_DATA ROWS_.
--- Begin ---
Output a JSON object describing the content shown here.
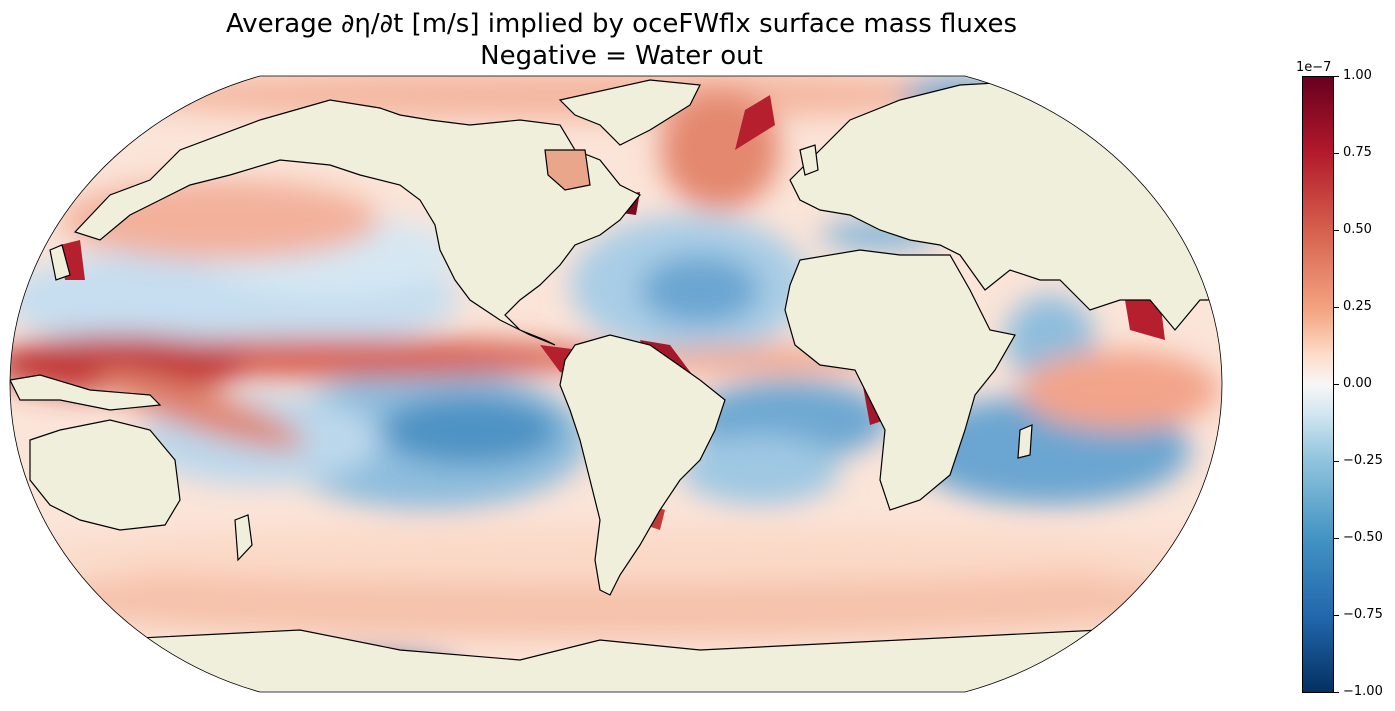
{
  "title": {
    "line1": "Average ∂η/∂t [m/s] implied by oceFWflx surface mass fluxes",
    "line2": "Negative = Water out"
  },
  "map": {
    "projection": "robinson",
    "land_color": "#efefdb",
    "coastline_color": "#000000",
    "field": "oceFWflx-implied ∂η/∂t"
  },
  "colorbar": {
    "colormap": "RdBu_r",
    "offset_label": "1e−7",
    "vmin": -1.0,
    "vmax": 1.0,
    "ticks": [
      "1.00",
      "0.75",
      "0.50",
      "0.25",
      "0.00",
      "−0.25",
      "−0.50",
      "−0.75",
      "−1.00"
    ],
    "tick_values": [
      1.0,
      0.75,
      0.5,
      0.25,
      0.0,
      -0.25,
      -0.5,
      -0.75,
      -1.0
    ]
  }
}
--- End ---
Return every line above in which the string "implied" occurs.

    "line1": "Average ∂η/∂t [m/s] implied by oceFWflx surface mass fluxes",
    "field": "oceFWflx-implied ∂η/∂t"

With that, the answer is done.